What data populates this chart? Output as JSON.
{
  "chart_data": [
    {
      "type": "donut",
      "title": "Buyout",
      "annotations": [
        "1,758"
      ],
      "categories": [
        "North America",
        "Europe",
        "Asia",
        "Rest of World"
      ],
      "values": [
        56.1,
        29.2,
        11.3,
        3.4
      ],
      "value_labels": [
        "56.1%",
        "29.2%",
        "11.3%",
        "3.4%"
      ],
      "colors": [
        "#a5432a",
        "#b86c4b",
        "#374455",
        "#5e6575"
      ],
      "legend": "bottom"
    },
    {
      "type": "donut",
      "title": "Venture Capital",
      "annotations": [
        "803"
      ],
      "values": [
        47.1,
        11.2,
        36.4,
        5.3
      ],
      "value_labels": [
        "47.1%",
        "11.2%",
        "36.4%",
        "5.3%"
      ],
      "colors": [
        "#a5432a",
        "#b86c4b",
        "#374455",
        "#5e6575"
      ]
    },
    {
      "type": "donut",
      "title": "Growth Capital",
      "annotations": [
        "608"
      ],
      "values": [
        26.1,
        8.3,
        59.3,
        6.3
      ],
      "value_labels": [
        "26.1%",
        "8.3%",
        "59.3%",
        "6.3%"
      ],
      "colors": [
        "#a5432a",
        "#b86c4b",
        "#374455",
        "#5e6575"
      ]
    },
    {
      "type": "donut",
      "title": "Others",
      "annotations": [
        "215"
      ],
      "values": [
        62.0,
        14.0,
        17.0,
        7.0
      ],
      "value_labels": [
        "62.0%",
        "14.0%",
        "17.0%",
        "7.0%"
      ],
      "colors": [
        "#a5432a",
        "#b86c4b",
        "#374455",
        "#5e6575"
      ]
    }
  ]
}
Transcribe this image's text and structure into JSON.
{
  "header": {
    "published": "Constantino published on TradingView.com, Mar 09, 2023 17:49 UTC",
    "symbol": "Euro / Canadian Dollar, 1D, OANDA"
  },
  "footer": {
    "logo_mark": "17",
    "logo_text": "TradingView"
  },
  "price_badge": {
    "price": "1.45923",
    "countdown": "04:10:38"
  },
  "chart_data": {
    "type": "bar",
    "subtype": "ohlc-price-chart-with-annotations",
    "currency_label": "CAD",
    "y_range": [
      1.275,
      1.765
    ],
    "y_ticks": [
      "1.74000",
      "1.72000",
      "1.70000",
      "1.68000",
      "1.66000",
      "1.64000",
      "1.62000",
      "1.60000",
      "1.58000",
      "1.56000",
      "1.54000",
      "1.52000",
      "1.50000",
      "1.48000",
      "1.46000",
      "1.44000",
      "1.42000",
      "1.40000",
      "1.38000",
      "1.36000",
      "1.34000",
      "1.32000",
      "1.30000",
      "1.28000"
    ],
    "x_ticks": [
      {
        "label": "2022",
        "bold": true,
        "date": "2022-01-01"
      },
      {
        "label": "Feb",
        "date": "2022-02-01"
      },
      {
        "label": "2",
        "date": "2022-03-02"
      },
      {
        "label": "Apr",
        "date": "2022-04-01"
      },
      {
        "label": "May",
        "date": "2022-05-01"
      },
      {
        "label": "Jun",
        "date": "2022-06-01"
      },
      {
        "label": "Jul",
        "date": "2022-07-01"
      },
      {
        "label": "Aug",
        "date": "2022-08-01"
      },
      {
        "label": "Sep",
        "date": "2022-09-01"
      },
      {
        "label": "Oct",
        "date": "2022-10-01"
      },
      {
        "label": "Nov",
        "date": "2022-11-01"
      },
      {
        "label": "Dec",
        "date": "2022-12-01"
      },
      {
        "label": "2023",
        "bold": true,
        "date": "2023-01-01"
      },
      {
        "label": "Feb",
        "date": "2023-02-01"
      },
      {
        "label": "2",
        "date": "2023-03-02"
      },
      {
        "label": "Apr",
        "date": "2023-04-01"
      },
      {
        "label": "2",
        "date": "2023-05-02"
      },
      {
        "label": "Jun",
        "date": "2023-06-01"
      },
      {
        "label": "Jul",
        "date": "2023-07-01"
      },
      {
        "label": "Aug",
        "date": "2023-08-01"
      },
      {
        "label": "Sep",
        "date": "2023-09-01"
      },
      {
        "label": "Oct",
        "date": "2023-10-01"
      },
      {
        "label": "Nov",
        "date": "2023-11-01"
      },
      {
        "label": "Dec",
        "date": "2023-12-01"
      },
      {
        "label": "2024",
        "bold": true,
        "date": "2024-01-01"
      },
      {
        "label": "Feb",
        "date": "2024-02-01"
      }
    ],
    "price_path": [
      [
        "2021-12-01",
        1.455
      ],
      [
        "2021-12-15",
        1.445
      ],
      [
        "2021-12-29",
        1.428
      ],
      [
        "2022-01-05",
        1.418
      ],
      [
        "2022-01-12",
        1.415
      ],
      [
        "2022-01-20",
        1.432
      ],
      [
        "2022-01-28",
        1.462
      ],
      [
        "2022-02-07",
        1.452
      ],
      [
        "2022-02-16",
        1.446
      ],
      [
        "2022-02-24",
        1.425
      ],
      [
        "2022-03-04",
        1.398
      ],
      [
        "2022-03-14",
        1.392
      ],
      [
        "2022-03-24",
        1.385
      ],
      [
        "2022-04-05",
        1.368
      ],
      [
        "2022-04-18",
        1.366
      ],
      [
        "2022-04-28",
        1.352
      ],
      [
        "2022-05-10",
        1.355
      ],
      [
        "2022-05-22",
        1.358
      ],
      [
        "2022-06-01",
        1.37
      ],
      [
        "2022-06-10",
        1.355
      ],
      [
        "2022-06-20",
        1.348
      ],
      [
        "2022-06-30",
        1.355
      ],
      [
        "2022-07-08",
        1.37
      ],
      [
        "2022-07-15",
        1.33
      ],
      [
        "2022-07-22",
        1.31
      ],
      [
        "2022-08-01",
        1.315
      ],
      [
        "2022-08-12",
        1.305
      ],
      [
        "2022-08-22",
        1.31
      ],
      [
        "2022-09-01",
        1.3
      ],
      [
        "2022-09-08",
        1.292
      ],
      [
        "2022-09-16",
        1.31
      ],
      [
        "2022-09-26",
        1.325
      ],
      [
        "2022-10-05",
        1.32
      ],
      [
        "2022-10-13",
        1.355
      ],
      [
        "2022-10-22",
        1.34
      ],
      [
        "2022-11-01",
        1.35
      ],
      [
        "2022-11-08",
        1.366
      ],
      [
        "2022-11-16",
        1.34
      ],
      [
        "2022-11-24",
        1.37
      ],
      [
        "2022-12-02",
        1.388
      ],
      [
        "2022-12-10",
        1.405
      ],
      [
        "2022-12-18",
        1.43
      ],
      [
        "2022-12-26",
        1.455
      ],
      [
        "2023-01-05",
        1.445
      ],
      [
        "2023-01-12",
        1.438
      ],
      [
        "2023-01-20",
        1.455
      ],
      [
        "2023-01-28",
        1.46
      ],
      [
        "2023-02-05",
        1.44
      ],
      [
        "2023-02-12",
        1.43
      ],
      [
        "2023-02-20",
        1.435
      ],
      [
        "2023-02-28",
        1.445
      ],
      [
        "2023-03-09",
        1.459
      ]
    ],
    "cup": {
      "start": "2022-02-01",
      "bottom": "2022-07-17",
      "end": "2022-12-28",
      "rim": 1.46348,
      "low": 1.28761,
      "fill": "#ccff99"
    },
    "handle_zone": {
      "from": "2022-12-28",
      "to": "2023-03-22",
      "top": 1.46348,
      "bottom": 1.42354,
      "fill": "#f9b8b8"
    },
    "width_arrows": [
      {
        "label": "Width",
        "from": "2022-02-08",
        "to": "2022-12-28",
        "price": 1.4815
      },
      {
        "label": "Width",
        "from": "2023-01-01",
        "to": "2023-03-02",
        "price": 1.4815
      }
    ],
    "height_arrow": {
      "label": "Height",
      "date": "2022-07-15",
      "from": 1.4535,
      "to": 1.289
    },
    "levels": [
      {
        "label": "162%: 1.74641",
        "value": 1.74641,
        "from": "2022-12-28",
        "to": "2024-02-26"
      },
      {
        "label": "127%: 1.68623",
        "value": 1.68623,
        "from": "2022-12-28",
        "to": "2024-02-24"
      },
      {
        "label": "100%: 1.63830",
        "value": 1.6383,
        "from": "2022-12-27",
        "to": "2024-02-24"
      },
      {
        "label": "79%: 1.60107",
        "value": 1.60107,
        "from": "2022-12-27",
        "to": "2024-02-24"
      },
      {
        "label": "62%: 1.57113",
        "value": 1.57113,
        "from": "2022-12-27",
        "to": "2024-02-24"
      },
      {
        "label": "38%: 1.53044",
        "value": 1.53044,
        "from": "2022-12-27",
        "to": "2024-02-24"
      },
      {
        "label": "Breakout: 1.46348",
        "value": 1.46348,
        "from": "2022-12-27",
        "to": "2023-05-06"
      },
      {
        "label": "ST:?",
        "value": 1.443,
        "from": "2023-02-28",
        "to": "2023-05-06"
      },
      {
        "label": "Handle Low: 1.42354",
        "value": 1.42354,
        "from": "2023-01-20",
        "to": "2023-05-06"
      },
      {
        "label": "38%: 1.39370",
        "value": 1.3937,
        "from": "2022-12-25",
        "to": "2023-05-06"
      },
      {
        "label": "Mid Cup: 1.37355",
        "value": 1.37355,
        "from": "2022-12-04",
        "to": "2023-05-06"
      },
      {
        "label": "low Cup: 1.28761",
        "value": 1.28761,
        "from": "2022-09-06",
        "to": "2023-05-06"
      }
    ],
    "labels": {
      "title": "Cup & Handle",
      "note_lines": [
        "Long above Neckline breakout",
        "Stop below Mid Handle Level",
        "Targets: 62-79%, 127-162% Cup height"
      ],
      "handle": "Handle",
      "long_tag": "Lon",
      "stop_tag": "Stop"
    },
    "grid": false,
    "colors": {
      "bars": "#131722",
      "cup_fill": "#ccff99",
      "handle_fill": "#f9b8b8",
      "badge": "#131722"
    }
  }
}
::::::::::
Set exercise: Ascertain the number of lines in the entries that include the word "this", and report only that number.

Task solution: 2